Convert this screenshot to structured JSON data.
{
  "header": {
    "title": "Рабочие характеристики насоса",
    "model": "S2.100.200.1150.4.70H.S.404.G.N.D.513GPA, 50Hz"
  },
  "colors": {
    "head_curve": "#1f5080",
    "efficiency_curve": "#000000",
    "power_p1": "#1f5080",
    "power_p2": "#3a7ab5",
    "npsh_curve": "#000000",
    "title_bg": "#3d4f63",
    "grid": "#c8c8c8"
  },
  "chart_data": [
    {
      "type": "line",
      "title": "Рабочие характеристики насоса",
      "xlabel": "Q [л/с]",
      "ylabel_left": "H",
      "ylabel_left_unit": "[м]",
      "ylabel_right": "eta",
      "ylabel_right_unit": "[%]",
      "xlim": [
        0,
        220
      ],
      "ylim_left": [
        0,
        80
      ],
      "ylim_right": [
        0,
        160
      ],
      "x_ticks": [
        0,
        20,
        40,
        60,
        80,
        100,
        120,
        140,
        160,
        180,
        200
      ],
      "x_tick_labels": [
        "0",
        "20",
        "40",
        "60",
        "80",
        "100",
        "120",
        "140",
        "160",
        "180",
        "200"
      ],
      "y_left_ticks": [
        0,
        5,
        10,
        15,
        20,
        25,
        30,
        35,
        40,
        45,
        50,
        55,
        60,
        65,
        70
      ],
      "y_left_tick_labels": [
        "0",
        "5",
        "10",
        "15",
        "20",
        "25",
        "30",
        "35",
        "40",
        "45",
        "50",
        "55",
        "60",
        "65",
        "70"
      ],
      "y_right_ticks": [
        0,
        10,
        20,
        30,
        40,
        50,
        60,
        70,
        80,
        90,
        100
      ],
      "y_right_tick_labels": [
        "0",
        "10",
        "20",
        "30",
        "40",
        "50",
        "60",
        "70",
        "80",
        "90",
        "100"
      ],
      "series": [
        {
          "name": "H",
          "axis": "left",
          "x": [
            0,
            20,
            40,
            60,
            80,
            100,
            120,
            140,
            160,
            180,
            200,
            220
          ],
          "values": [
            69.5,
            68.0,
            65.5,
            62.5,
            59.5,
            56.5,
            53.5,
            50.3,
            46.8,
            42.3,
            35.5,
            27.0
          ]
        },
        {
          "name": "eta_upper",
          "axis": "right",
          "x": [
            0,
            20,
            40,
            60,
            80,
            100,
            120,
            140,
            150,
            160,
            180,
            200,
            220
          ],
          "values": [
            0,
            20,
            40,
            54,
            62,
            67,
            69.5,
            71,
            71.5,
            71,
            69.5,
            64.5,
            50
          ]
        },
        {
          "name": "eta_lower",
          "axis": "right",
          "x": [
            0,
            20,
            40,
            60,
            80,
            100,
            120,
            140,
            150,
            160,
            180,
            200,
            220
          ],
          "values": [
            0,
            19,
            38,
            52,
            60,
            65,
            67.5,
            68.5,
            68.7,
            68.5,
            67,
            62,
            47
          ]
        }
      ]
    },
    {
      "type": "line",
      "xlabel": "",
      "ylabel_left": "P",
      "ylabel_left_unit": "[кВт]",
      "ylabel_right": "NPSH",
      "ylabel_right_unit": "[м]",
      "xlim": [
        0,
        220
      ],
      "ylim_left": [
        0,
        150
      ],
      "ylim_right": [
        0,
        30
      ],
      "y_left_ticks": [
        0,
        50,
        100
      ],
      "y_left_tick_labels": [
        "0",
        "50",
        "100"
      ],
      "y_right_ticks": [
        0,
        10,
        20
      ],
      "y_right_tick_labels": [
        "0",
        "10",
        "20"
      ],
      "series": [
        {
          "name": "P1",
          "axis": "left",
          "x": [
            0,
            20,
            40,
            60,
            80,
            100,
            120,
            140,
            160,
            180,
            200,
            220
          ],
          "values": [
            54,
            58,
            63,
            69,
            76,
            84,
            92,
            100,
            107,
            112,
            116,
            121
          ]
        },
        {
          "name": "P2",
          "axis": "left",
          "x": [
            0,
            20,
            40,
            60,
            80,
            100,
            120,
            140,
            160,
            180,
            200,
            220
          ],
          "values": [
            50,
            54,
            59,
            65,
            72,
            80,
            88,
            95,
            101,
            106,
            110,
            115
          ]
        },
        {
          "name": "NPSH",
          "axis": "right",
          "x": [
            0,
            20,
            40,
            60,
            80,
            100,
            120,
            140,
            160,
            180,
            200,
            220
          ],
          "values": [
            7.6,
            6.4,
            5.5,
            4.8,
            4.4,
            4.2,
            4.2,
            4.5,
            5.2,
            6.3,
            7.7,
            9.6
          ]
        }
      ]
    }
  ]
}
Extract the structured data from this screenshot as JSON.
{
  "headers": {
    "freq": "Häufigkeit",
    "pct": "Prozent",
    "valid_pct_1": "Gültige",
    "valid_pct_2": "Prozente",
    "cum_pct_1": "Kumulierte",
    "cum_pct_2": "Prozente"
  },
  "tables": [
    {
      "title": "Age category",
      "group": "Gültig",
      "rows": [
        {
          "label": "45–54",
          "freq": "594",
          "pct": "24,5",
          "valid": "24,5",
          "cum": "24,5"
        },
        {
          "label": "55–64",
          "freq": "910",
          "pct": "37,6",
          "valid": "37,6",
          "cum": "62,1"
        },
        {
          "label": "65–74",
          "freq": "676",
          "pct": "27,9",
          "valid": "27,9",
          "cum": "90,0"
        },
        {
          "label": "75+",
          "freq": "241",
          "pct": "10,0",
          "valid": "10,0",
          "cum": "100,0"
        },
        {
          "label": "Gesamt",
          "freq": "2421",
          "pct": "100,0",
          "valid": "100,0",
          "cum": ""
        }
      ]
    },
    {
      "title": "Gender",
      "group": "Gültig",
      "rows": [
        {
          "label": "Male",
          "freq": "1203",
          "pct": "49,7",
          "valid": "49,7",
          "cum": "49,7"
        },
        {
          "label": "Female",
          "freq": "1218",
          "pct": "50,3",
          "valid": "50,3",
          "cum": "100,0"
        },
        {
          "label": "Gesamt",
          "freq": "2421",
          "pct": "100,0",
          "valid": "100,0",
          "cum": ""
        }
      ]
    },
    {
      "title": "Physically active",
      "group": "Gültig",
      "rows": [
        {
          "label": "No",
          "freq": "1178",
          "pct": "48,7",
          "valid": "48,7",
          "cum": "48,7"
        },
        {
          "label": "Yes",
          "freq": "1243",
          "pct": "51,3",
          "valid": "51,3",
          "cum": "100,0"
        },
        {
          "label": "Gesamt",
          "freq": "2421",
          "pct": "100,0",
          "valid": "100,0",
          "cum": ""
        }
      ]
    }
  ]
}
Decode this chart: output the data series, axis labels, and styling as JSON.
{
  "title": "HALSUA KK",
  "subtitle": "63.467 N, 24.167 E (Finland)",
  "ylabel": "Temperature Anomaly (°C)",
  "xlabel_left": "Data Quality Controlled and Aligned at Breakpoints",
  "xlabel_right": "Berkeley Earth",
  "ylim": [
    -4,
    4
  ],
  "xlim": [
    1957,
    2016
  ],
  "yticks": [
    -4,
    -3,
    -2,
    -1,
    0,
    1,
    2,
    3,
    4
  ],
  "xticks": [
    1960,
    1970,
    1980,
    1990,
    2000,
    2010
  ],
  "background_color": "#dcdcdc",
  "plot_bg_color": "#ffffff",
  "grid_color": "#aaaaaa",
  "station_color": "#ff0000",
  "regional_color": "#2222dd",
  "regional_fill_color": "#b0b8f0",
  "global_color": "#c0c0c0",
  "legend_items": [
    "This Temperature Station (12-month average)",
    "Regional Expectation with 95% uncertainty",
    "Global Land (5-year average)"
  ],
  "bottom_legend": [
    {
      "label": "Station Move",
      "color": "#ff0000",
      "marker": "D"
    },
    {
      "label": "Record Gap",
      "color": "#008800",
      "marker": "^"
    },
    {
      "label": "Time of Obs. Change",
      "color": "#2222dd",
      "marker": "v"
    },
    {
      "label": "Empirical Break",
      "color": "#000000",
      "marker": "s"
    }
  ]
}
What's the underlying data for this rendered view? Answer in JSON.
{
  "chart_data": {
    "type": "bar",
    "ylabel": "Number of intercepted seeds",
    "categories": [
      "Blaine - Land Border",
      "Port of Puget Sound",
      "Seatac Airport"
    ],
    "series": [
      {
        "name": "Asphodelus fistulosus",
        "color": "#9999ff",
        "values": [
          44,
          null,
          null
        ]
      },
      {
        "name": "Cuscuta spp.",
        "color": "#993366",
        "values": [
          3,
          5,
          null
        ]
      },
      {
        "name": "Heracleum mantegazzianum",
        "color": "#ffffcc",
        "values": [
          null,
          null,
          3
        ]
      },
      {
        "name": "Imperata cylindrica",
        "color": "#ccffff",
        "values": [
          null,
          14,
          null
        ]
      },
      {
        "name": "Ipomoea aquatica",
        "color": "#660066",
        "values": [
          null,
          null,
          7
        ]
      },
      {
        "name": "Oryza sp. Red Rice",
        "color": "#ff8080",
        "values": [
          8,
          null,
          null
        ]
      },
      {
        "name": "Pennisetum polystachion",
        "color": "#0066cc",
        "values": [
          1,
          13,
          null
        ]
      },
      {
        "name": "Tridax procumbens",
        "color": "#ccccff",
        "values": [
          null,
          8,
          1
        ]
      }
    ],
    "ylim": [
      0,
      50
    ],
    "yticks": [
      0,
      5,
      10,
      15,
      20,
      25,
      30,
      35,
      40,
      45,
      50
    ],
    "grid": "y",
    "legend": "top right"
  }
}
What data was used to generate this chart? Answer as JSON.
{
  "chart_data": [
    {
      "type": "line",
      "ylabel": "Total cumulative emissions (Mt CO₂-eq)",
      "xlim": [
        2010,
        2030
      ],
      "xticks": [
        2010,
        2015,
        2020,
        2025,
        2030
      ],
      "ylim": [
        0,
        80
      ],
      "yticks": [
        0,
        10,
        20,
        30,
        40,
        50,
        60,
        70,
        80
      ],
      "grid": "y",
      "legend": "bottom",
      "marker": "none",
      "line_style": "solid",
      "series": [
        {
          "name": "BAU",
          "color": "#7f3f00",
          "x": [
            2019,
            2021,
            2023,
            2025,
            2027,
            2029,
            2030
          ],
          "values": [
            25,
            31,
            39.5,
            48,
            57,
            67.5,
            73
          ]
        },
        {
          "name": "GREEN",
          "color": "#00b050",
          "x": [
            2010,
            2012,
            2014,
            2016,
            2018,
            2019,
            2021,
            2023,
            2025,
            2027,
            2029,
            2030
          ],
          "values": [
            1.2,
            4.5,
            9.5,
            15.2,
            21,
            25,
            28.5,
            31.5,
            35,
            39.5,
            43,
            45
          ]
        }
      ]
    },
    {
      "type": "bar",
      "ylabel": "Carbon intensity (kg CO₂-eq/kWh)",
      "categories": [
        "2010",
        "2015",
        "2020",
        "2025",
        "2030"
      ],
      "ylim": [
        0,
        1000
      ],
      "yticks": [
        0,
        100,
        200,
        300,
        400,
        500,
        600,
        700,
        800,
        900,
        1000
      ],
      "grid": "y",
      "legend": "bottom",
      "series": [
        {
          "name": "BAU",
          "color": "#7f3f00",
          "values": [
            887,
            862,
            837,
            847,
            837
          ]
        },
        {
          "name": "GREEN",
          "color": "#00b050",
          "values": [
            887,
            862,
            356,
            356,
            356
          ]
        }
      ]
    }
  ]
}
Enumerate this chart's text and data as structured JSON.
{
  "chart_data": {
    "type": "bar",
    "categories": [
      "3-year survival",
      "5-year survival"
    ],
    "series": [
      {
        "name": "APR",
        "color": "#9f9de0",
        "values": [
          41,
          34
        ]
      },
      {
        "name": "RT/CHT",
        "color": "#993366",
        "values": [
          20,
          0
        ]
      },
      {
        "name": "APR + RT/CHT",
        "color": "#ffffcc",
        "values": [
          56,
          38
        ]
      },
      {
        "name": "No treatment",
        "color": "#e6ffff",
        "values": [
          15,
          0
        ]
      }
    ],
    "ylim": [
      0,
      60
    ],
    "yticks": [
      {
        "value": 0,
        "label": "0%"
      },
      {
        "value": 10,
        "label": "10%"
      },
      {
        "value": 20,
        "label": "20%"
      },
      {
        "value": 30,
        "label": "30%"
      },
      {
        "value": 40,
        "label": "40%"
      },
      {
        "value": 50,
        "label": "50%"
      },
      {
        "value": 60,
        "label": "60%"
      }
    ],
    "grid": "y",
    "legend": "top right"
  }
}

• • • • • • •

Search the listing for the word "freq". Copy every line in which it occurs.

## [Final answer]
    "freq": "Häufigkeit",
          "freq": "594",
          "freq": "910",
          "freq": "676",
          "freq": "241",
          "freq": "2421",
          "freq": "1203",
          "freq": "1218",
          "freq": "2421",
          "freq": "1178",
          "freq": "1243",
          "freq": "2421",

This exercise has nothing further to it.